Render the following material again verbatim, leaving nothing out.

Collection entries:
# # # #
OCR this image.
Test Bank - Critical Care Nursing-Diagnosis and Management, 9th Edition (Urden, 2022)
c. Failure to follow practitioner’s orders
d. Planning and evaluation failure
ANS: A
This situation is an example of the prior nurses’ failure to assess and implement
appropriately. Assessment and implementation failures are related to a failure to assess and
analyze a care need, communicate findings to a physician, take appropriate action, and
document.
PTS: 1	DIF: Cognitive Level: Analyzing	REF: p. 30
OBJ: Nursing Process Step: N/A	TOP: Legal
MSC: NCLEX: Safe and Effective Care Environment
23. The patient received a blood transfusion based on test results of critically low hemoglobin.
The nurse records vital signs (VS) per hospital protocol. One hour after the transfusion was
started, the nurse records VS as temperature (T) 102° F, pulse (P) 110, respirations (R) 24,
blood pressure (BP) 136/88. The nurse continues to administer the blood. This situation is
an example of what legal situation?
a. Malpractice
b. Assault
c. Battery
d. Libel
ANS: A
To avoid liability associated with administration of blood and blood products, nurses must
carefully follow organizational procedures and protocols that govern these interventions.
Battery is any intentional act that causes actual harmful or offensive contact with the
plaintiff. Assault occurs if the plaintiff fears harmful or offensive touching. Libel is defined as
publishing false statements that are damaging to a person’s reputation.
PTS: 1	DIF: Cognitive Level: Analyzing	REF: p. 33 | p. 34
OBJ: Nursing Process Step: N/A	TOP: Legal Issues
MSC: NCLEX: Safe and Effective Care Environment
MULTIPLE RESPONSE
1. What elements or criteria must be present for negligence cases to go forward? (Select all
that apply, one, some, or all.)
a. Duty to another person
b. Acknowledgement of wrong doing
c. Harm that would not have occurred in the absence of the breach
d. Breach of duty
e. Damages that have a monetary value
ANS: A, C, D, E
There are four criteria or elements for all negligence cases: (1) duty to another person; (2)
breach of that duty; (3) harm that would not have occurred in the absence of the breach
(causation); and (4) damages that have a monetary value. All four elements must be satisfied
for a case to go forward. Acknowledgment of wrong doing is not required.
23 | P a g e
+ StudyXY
# # # #
Result of this task:
OCR this image.
Test Bank - Critical Care Nursing-Diagnosis and Management, 9th Edition (Urden, 2022)
c. Failure to follow practitioner’s orders
d. Planning and evaluation failure
ANS: A
This situation is an example of the prior nurses’ failure to assess and implement
appropriately. Assessment and implementation failures are related to a failure to assess and
analyze a care need, communicate findings to a physician, take appropriate action, and
document.
PTS: 1	DIF: Cognitive Level: Analyzing	REF: p. 30
OBJ: Nursing Process Step: N/A	TOP: Legal
MSC: NCLEX: Safe and Effective Care Environment
23. The patient received a blood transfusion based on test results of critically low hemoglobin.
The nurse records vital signs (VS) per hospital protocol. One hour after the transfusion was
started, the nurse records VS as temperature (T) 102° F, pulse (P) 110, respirations (R) 24,
blood pressure (BP) 136/88. The nurse continues to administer the blood. This situation is
an example of what legal situation?
a. Malpractice
b. Assault
c. Battery
d. Libel
ANS: A
To avoid liability associated with administration of blood and blood products, nurses must
carefully follow organizational procedures and protocols that govern these interventions.
Battery is any intentional act that causes actual harmful or offensive contact with the
plaintiff. Assault occurs if the plaintiff fears harmful or offensive touching. Libel is defined as
publishing false statements that are damaging to a person’s reputation.
PTS: 1	DIF: Cognitive Level: Analyzing	REF: p. 33 | p. 34
OBJ: Nursing Process Step: N/A	TOP: Legal Issues
MSC: NCLEX: Safe and Effective Care Environment
MULTIPLE RESPONSE
1. What elements or criteria must be present for negligence cases to go forward? (Select all
that apply, one, some, or all.)
a. Duty to another person
b. Acknowledgement of wrong doing
c. Harm that would not have occurred in the absence of the breach
d. Breach of duty
e. Damages that have a monetary value
ANS: A, C, D, E
There are four criteria or elements for all negligence cases: (1) duty to another person; (2)
breach of that duty; (3) harm that would not have occurred in the absence of the breach
(causation); and (4) damages that have a monetary value. All four elements must be satisfied
for a case to go forward. Acknowledgment of wrong doing is not required.
23 | P a g e
+ StudyXY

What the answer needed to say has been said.